- [Set exercise] Reproduce every line of the items below word for word, keeping each one unchanged.

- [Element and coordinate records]

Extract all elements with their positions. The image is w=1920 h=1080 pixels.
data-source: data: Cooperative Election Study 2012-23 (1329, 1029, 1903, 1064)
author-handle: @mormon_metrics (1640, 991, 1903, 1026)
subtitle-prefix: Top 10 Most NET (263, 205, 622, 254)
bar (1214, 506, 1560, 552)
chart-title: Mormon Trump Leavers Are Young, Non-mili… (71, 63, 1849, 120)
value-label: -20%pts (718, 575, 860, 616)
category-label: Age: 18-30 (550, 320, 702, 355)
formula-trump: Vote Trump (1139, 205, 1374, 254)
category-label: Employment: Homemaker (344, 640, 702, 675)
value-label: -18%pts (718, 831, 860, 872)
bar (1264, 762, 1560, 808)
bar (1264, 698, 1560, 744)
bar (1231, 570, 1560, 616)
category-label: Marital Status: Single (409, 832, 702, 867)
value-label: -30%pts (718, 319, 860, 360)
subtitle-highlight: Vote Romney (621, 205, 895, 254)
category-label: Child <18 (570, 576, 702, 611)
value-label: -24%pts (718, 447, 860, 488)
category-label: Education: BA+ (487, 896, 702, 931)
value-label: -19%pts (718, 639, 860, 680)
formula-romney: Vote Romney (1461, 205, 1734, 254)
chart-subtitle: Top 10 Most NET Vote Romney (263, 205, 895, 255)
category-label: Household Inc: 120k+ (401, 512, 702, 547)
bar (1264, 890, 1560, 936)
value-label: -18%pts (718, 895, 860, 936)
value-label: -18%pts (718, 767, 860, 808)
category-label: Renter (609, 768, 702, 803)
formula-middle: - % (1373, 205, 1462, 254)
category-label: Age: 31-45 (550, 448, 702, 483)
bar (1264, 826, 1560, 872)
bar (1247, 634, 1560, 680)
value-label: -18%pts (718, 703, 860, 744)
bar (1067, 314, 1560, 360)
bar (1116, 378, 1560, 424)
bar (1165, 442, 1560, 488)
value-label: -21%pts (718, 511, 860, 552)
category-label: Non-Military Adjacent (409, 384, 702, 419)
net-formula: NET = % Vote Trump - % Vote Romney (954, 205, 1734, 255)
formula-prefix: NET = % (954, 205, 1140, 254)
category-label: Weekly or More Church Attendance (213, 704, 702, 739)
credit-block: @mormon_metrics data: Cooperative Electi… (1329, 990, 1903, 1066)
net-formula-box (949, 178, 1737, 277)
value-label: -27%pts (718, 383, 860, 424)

- [Answer for the task]
Extract all elements with their positions. The image is w=1920 h=1080 pixels.
data-source: data: Cooperative Election Study 2012-23 (1329, 1029, 1903, 1064)
author-handle: @mormon_metrics (1640, 991, 1903, 1026)
subtitle-prefix: Top 10 Most NET (263, 205, 622, 254)
bar (1214, 506, 1560, 552)
chart-title: Mormon Trump Leavers Are Young, Non-mili… (71, 63, 1849, 120)
value-label: -20%pts (718, 575, 860, 616)
category-label: Age: 18-30 (550, 320, 702, 355)
formula-trump: Vote Trump (1139, 205, 1374, 254)
category-label: Employment: Homemaker (344, 640, 702, 675)
value-label: -18%pts (718, 831, 860, 872)
bar (1264, 762, 1560, 808)
bar (1264, 698, 1560, 744)
bar (1231, 570, 1560, 616)
category-label: Marital Status: Single (409, 832, 702, 867)
value-label: -30%pts (718, 319, 860, 360)
subtitle-highlight: Vote Romney (621, 205, 895, 254)
category-label: Child <18 (570, 576, 702, 611)
value-label: -24%pts (718, 447, 860, 488)
category-label: Education: BA+ (487, 896, 702, 931)
value-label: -19%pts (718, 639, 860, 680)
formula-romney: Vote Romney (1461, 205, 1734, 254)
chart-subtitle: Top 10 Most NET Vote Romney (263, 205, 895, 255)
category-label: Household Inc: 120k+ (401, 512, 702, 547)
bar (1264, 890, 1560, 936)
value-label: -18%pts (718, 895, 860, 936)
value-label: -18%pts (718, 767, 860, 808)
category-label: Renter (609, 768, 702, 803)
formula-middle: - % (1373, 205, 1462, 254)
category-label: Age: 31-45 (550, 448, 702, 483)
bar (1264, 826, 1560, 872)
bar (1247, 634, 1560, 680)
value-label: -18%pts (718, 703, 860, 744)
bar (1067, 314, 1560, 360)
bar (1116, 378, 1560, 424)
bar (1165, 442, 1560, 488)
value-label: -21%pts (718, 511, 860, 552)
category-label: Non-Military Adjacent (409, 384, 702, 419)
net-formula: NET = % Vote Trump - % Vote Romney (954, 205, 1734, 255)
formula-prefix: NET = % (954, 205, 1140, 254)
category-label: Weekly or More Church Attendance (213, 704, 702, 739)
credit-block: @mormon_metrics data: Cooperative Electi… (1329, 990, 1903, 1066)
net-formula-box (949, 178, 1737, 277)
value-label: -27%pts (718, 383, 860, 424)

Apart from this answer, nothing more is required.